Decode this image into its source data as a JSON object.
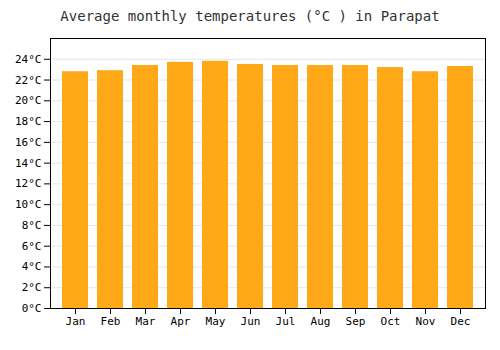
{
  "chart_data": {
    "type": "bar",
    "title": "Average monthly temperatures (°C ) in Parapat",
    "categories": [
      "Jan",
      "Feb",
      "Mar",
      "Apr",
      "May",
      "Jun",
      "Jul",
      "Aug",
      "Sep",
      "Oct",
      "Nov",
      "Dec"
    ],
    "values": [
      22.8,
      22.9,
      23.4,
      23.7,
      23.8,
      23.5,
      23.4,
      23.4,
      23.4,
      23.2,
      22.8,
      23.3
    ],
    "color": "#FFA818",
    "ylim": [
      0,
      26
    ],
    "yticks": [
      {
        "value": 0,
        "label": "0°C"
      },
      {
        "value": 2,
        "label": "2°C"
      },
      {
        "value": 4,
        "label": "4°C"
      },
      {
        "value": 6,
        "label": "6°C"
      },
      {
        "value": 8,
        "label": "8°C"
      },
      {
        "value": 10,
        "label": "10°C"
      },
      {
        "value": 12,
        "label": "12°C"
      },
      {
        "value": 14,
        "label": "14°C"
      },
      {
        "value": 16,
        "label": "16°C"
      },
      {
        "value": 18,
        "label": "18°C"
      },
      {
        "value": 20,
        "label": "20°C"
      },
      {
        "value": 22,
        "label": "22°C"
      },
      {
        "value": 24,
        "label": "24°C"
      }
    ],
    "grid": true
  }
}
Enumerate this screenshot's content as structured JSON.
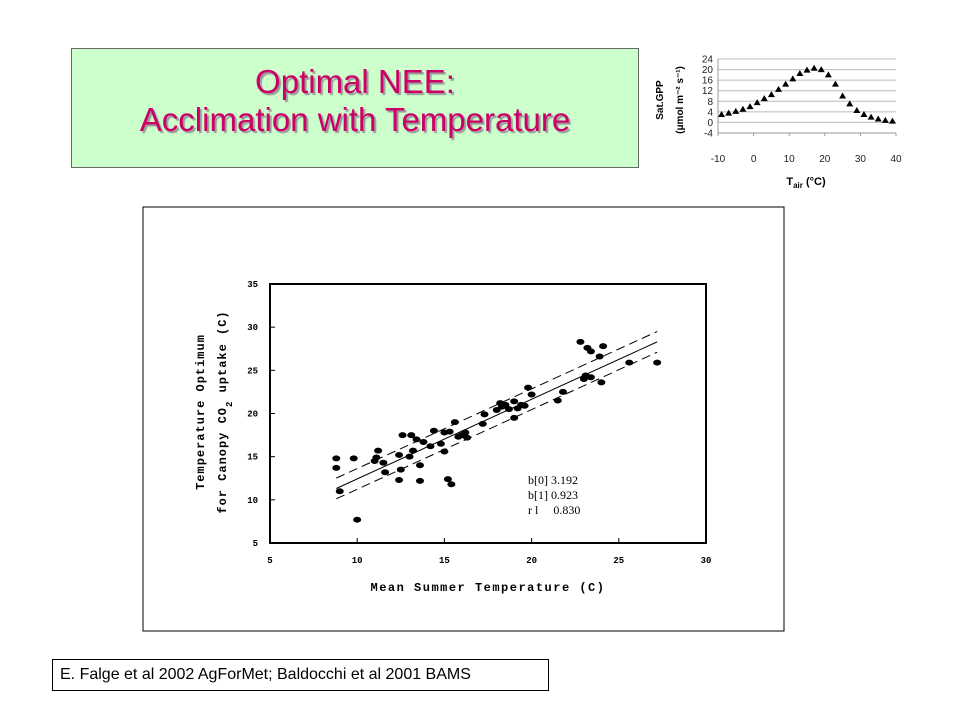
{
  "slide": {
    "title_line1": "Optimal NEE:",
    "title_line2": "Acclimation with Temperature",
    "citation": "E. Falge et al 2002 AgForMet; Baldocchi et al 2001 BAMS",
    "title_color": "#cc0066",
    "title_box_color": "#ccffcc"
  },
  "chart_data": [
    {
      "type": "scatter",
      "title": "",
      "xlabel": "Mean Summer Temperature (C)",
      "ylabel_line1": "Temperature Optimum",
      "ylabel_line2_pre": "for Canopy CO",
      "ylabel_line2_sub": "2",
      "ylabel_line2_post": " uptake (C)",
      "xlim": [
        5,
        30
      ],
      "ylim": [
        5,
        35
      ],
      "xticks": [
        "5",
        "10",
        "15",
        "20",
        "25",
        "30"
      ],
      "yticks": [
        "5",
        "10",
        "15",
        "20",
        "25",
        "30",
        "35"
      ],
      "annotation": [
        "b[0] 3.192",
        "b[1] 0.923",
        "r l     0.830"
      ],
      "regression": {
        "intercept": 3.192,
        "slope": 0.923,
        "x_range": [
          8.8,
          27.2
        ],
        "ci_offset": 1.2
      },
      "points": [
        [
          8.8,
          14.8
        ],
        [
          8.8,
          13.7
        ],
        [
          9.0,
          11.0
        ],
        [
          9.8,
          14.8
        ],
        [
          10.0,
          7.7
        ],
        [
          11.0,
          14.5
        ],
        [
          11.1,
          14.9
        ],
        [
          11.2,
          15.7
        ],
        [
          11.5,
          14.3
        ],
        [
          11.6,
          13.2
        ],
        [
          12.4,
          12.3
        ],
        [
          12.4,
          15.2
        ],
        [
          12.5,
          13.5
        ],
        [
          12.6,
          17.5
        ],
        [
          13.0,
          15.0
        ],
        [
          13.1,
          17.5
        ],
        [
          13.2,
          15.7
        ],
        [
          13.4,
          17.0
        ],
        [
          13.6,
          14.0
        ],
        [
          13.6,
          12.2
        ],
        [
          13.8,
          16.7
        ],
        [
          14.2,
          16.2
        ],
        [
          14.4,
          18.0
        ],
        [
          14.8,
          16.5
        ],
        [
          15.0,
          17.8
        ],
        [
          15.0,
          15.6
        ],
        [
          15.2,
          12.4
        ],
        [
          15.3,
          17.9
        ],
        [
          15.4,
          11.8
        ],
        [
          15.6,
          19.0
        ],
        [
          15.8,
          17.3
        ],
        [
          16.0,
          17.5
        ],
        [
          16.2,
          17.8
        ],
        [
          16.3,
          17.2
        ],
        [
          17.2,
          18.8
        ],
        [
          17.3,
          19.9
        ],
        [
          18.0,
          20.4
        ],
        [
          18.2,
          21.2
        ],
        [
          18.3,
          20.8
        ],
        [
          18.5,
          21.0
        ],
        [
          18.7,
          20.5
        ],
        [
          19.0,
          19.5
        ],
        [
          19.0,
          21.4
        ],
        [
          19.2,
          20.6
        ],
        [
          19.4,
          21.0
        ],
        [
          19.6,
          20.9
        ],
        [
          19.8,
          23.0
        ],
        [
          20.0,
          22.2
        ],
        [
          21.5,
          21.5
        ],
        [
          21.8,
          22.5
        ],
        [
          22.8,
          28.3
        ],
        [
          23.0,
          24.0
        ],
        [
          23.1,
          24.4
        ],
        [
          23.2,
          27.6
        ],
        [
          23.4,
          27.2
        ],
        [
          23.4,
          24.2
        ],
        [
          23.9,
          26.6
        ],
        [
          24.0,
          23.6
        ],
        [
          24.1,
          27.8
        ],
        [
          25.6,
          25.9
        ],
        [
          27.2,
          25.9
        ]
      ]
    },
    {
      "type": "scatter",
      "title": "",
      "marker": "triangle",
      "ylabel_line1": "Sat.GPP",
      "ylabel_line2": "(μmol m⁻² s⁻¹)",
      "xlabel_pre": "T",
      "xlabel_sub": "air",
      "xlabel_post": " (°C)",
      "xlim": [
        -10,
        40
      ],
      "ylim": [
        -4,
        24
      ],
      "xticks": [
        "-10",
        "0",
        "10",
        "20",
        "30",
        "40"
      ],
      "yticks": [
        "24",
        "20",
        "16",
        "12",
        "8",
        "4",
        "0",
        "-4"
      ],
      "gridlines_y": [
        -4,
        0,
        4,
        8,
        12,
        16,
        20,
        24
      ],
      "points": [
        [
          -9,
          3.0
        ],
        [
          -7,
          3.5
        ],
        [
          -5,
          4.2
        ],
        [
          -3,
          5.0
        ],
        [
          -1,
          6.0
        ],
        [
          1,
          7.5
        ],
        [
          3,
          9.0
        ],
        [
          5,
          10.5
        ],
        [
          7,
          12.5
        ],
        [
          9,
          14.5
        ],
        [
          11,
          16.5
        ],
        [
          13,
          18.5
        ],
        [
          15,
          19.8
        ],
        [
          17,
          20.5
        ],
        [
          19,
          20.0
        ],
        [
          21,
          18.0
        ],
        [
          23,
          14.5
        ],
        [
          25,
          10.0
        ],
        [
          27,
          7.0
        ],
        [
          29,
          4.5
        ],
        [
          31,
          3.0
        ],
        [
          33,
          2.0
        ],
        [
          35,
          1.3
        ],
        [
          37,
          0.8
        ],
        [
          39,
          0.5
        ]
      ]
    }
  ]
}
────────────────────────────────────────
## Short problem
The records above must be echoed exactly, minus their pictures.

## Solution to the exercise
Decode this image into its source data as a JSON object.
{
  "chart_data": {
    "type": "bar",
    "title": "Average monthly temperatures (°C ) in Parapat",
    "categories": [
      "Jan",
      "Feb",
      "Mar",
      "Apr",
      "May",
      "Jun",
      "Jul",
      "Aug",
      "Sep",
      "Oct",
      "Nov",
      "Dec"
    ],
    "values": [
      22.8,
      22.9,
      23.4,
      23.7,
      23.8,
      23.5,
      23.4,
      23.4,
      23.4,
      23.2,
      22.8,
      23.3
    ],
    "color": "#FFA818",
    "ylim": [
      0,
      26
    ],
    "yticks": [
      {
        "value": 0,
        "label": "0°C"
      },
      {
        "value": 2,
        "label": "2°C"
      },
      {
        "value": 4,
        "label": "4°C"
      },
      {
        "value": 6,
        "label": "6°C"
      },
      {
        "value": 8,
        "label": "8°C"
      },
      {
        "value": 10,
        "label": "10°C"
      },
      {
        "value": 12,
        "label": "12°C"
      },
      {
        "value": 14,
        "label": "14°C"
      },
      {
        "value": 16,
        "label": "16°C"
      },
      {
        "value": 18,
        "label": "18°C"
      },
      {
        "value": 20,
        "label": "20°C"
      },
      {
        "value": 22,
        "label": "22°C"
      },
      {
        "value": 24,
        "label": "24°C"
      }
    ],
    "grid": true
  }
}
Enumerate this screenshot's content as structured JSON.
{
  "slide": {
    "title_line1": "Optimal NEE:",
    "title_line2": "Acclimation with Temperature",
    "citation": "E. Falge et al 2002 AgForMet; Baldocchi et al 2001 BAMS",
    "title_color": "#cc0066",
    "title_box_color": "#ccffcc"
  },
  "chart_data": [
    {
      "type": "scatter",
      "title": "",
      "xlabel": "Mean Summer Temperature (C)",
      "ylabel_line1": "Temperature Optimum",
      "ylabel_line2_pre": "for Canopy CO",
      "ylabel_line2_sub": "2",
      "ylabel_line2_post": " uptake (C)",
      "xlim": [
        5,
        30
      ],
      "ylim": [
        5,
        35
      ],
      "xticks": [
        "5",
        "10",
        "15",
        "20",
        "25",
        "30"
      ],
      "yticks": [
        "5",
        "10",
        "15",
        "20",
        "25",
        "30",
        "35"
      ],
      "annotation": [
        "b[0] 3.192",
        "b[1] 0.923",
        "r l     0.830"
      ],
      "regression": {
        "intercept": 3.192,
        "slope": 0.923,
        "x_range": [
          8.8,
          27.2
        ],
        "ci_offset": 1.2
      },
      "points": [
        [
          8.8,
          14.8
        ],
        [
          8.8,
          13.7
        ],
        [
          9.0,
          11.0
        ],
        [
          9.8,
          14.8
        ],
        [
          10.0,
          7.7
        ],
        [
          11.0,
          14.5
        ],
        [
          11.1,
          14.9
        ],
        [
          11.2,
          15.7
        ],
        [
          11.5,
          14.3
        ],
        [
          11.6,
          13.2
        ],
        [
          12.4,
          12.3
        ],
        [
          12.4,
          15.2
        ],
        [
          12.5,
          13.5
        ],
        [
          12.6,
          17.5
        ],
        [
          13.0,
          15.0
        ],
        [
          13.1,
          17.5
        ],
        [
          13.2,
          15.7
        ],
        [
          13.4,
          17.0
        ],
        [
          13.6,
          14.0
        ],
        [
          13.6,
          12.2
        ],
        [
          13.8,
          16.7
        ],
        [
          14.2,
          16.2
        ],
        [
          14.4,
          18.0
        ],
        [
          14.8,
          16.5
        ],
        [
          15.0,
          17.8
        ],
        [
          15.0,
          15.6
        ],
        [
          15.2,
          12.4
        ],
        [
          15.3,
          17.9
        ],
        [
          15.4,
          11.8
        ],
        [
          15.6,
          19.0
        ],
        [
          15.8,
          17.3
        ],
        [
          16.0,
          17.5
        ],
        [
          16.2,
          17.8
        ],
        [
          16.3,
          17.2
        ],
        [
          17.2,
          18.8
        ],
        [
          17.3,
          19.9
        ],
        [
          18.0,
          20.4
        ],
        [
          18.2,
          21.2
        ],
        [
          18.3,
          20.8
        ],
        [
          18.5,
          21.0
        ],
        [
          18.7,
          20.5
        ],
        [
          19.0,
          19.5
        ],
        [
          19.0,
          21.4
        ],
        [
          19.2,
          20.6
        ],
        [
          19.4,
          21.0
        ],
        [
          19.6,
          20.9
        ],
        [
          19.8,
          23.0
        ],
        [
          20.0,
          22.2
        ],
        [
          21.5,
          21.5
        ],
        [
          21.8,
          22.5
        ],
        [
          22.8,
          28.3
        ],
        [
          23.0,
          24.0
        ],
        [
          23.1,
          24.4
        ],
        [
          23.2,
          27.6
        ],
        [
          23.4,
          27.2
        ],
        [
          23.4,
          24.2
        ],
        [
          23.9,
          26.6
        ],
        [
          24.0,
          23.6
        ],
        [
          24.1,
          27.8
        ],
        [
          25.6,
          25.9
        ],
        [
          27.2,
          25.9
        ]
      ]
    },
    {
      "type": "scatter",
      "title": "",
      "marker": "triangle",
      "ylabel_line1": "Sat.GPP",
      "ylabel_line2": "(μmol m⁻² s⁻¹)",
      "xlabel_pre": "T",
      "xlabel_sub": "air",
      "xlabel_post": " (°C)",
      "xlim": [
        -10,
        40
      ],
      "ylim": [
        -4,
        24
      ],
      "xticks": [
        "-10",
        "0",
        "10",
        "20",
        "30",
        "40"
      ],
      "yticks": [
        "24",
        "20",
        "16",
        "12",
        "8",
        "4",
        "0",
        "-4"
      ],
      "gridlines_y": [
        -4,
        0,
        4,
        8,
        12,
        16,
        20,
        24
      ],
      "points": [
        [
          -9,
          3.0
        ],
        [
          -7,
          3.5
        ],
        [
          -5,
          4.2
        ],
        [
          -3,
          5.0
        ],
        [
          -1,
          6.0
        ],
        [
          1,
          7.5
        ],
        [
          3,
          9.0
        ],
        [
          5,
          10.5
        ],
        [
          7,
          12.5
        ],
        [
          9,
          14.5
        ],
        [
          11,
          16.5
        ],
        [
          13,
          18.5
        ],
        [
          15,
          19.8
        ],
        [
          17,
          20.5
        ],
        [
          19,
          20.0
        ],
        [
          21,
          18.0
        ],
        [
          23,
          14.5
        ],
        [
          25,
          10.0
        ],
        [
          27,
          7.0
        ],
        [
          29,
          4.5
        ],
        [
          31,
          3.0
        ],
        [
          33,
          2.0
        ],
        [
          35,
          1.3
        ],
        [
          37,
          0.8
        ],
        [
          39,
          0.5
        ]
      ]
    }
  ]
}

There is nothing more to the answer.